● **Fonte**
◇ ◇ ◇

La scena musicale statunitense della fine degli anni Sessanta è un microcosmo vitale e irrequieto, un focolaio di idee e nuovi stimoli non soltanto musicali che si auto-veicolano a vicenda, dalla costa ovest a quella est sono molte le band destinate a lasciare un segno per le generazioni future, in taluni casi, anche con il solo lascito di un unico album.
Detroit, Michigan, la capitale dell’industria automobilistica, la Motor City, è una fucina di nuovi gruppi, la madre di un suono duro, aggressivo, con molte formazioni che saranno di ispirazione sia in ambito Hard Rock che Punk. Gli MC5, abbreviazione per Motor City Five, sono fra questi. Portatori di un messaggio di rivolta fortemente politicizzato, sono all’inizio uno strumento nelle mani di John Sinclair, capo del movimento delle White Panthers, che usa il loro Rock selvaggio per veicolare il messaggio di ribellione e rivolta del White Panther Party.
L’album di debutto “Kick Out The Jams” del 1969 è il loro manifesto, disco dal vivo registrato a Detroit contenete l’inno “Kick Out The Jams” e le immortali parole contenute nell’introduzione poi censurata nelle successive ristampe “Kick out the jams motherfuckers !!!” È da queste parole che ironicamente comincia la storia del disco di cui andiamo a parlare; la premessa è stata lunga ma necessaria perché bisogna capire che questo album è nato per un concatenamento di eventi che ha portato la band a esprimersi quasi in antitesi a quanto proposto fino ad allora. Ma andiamo per ordine.

◇ ◇ ◇

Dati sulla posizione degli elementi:
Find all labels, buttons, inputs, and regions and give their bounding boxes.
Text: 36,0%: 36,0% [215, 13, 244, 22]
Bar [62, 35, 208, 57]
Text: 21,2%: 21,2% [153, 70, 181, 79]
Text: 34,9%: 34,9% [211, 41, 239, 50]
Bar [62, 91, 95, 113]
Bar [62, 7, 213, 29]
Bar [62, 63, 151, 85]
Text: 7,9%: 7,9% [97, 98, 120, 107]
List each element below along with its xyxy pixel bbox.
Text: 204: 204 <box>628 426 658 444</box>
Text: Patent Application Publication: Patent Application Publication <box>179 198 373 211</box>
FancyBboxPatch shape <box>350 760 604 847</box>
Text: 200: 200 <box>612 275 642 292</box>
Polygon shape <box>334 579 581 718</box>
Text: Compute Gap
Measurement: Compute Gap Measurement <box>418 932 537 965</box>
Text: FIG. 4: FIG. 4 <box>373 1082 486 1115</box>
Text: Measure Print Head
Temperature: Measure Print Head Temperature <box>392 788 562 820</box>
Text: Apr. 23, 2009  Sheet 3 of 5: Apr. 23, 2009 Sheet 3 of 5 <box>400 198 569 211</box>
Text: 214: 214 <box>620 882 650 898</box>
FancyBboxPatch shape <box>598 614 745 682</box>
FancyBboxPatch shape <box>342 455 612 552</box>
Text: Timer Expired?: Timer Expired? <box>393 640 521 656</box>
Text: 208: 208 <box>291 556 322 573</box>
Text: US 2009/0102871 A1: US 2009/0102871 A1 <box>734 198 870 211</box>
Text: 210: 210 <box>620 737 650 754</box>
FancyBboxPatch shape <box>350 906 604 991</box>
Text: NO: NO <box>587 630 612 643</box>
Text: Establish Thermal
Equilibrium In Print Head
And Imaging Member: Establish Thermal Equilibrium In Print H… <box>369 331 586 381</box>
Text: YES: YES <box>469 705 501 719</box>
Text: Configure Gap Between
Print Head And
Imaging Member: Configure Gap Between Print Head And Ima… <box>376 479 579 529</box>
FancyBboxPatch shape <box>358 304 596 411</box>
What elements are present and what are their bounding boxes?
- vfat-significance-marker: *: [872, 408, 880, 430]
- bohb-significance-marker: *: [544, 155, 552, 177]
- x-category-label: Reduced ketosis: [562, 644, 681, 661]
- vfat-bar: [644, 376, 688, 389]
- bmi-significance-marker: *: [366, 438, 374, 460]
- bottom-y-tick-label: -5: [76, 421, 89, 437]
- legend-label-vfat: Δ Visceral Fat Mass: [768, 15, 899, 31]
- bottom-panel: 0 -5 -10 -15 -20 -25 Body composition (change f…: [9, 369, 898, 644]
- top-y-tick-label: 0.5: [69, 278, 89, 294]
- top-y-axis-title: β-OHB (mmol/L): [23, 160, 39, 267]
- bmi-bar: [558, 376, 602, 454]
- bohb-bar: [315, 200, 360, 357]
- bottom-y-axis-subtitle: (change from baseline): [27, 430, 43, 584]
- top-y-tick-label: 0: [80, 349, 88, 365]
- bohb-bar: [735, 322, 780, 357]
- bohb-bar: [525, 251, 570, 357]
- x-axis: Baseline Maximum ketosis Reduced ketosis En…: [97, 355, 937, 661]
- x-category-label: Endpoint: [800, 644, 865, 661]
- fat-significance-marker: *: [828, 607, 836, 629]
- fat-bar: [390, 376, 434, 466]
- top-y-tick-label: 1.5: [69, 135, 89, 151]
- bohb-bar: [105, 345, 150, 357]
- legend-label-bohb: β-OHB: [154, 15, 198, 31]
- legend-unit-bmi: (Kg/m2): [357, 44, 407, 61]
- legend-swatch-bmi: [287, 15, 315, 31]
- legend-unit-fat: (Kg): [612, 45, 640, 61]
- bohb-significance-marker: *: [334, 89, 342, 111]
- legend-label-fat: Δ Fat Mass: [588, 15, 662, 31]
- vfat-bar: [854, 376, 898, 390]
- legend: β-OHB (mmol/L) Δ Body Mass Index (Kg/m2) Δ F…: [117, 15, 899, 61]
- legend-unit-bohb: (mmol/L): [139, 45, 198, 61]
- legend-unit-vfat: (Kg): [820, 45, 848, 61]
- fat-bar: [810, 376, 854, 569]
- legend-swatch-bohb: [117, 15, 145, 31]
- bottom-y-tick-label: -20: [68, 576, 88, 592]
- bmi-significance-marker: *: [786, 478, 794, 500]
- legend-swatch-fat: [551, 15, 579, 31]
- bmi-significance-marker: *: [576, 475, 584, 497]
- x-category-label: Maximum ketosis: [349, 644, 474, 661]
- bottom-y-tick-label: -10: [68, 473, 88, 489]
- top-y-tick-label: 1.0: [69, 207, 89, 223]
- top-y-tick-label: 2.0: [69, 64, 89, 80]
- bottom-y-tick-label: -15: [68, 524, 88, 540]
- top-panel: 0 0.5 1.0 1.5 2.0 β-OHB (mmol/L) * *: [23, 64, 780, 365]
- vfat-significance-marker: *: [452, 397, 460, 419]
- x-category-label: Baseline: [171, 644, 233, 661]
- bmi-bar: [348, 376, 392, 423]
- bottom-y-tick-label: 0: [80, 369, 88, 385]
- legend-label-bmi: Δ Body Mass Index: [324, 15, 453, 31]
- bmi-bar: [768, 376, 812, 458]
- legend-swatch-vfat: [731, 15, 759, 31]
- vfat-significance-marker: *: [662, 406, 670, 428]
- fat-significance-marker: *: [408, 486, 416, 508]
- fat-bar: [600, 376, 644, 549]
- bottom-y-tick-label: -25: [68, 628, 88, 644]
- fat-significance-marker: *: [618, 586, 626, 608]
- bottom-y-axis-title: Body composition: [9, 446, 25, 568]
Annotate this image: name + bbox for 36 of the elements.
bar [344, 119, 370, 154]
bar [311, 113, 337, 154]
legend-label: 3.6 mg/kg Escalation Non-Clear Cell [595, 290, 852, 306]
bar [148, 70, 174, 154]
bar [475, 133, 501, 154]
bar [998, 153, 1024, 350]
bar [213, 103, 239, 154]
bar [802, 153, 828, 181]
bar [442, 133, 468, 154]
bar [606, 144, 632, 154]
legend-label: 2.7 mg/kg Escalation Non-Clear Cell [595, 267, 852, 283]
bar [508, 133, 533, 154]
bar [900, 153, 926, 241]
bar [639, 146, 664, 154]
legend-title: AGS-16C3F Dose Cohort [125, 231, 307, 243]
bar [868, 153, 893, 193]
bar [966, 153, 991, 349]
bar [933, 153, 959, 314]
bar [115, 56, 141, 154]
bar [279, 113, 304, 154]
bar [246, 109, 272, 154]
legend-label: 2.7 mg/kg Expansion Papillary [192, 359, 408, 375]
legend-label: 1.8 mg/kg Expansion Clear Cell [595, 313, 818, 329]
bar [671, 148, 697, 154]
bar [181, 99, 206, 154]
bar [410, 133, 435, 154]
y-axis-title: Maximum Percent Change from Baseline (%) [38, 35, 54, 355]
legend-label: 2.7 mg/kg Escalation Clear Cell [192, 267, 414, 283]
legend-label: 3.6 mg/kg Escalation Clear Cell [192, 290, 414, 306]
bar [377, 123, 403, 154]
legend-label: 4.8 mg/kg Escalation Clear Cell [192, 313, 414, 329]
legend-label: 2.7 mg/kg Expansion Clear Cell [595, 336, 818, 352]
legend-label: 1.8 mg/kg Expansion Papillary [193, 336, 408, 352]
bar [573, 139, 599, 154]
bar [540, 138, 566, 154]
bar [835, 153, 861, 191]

◇ ◇ ◇

● **Compito assegnato 1**
Riscrivi il passo del testo sugli MC5 da "L’album di debutto" a "andiamo per ordine.", sostituendo "disco dal vivo" con "album dal vivo".
● **Compito assegnato 2**
Prosegui il testo sugli MC5 dal punto in cui si interrompe.
Le voci provengono da un'altra fonte.

● **Risultato del compito 1**
L’album di debutto “Kick Out The Jams” del 1969 è il loro manifesto, album dal vivo registrato a Detroit contenete l’inno “Kick Out The Jams” e le immortali parole contenute nell’introduzione poi censurata nelle successive ristampe “Kick out the jams motherfuckers !!!” È da queste parole che ironicamente comincia la storia del disco di cui andiamo a parlare; la premessa è stata lunga ma necessaria perché bisogna capire che questo album è nato per un concatenamento di eventi che ha portato la band a esprimersi quasi in antitesi a quanto proposto fino ad allora. Ma andiamo per ordine.

● **Risultato del compito 2**
A causa del linguaggio considerato “osceno” usato per la title track, la maggiore catena di rivendita di Detroit, Hudson’s, si rifiuta di commercializzare il loro primo album, che ricordiamo uscii su etichetta Elektra. La band in tutta risposta fa uscire su un giornale locale un annuncio che recita “Fuck Hudson’s”; la catena elimina quindi tutti gli album Elektra dai loro scaffali e di conseguenza la casa discografica scarica la band.
Entra a questo punto in scena John Landau, futuro produttore di successo, che conosce la band ed è molto più interessato al loro lato di musicisti che a loro bagaglio di ideologie politiche e per questo li mette in contatto con la Atlantic. Il suo ruolo durante la produzione del disco e la sua influenza sulla band crescerà tanto quanto le idee di John Sinclair andranno ad avere sempre meno presa su Kramer e soci.
L’idea di John Landau è di riportare la band verso il Rock’n’Roll allontanandoli da quella forma di Hard Rock contaminato da improvvisazioni free che formavano l’ossatura dell’album di debutto. Non è un caso che il disco si apre e si chiude con due classici del Rock’n’Roll delle origini, “Tutti Frutti” e “Back In The USA” suonati come avrebbero solo potuto fare i Ramones qualche anno dopo.
Certo alcune composizioni contengono ancora contenuti derivanti dalla vecchia dottrina di Sinclair, “Rock’n’Roll, droga e sesso nelle strade” ma Landau è talmente bravo a risvegliare la band e a invogliarla a tornare verso le proprio radici musicali che brani come “Tonight”, uscito anche su singolo, e “High School” suonano più come freschi rock anthem buoni per far ballare una audience di giovani più che come inni alla rivolta.
“Call Me Animal” e “Teenage Lust” suonano senza ombra di dubbio come se il messaggio degli MC5 sia più un invito a vivere la vita e la giovinezza in liberta e senza tabù, un ritorno al messaggio originale del Rock’n’Roll degli anni Cinquanta. “Let Me Try” è una ballad per cuori infranti, crepuscolare e sofferta, dove spiccano una chitarra dal sapore surf e dei cori doo-wop, mentre la prima facciata del disco si chiude con “Looking At You”, una nuova versione del singolo già uscito nel 1968, un tour de force dove la chitarra di Wayne Kramer la fa da padrona.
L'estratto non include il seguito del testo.